Spot each line in the records below where the word "Обработка" occurs, then copy it.

● **Supplied entries**:
##############################

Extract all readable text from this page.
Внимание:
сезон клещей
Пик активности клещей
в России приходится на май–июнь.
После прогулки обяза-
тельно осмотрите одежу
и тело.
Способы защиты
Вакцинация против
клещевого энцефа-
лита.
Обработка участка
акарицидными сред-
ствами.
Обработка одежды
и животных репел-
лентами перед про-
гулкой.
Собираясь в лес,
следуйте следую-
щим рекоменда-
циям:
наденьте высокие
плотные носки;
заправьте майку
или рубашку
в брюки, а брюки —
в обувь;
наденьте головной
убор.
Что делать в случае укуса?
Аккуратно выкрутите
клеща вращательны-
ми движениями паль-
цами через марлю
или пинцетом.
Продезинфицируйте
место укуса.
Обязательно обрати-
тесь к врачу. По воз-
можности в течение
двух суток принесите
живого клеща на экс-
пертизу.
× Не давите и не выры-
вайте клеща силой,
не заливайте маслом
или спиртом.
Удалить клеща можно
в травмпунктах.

##############################

● **The reply**:
Обработка участка
Обработка одежды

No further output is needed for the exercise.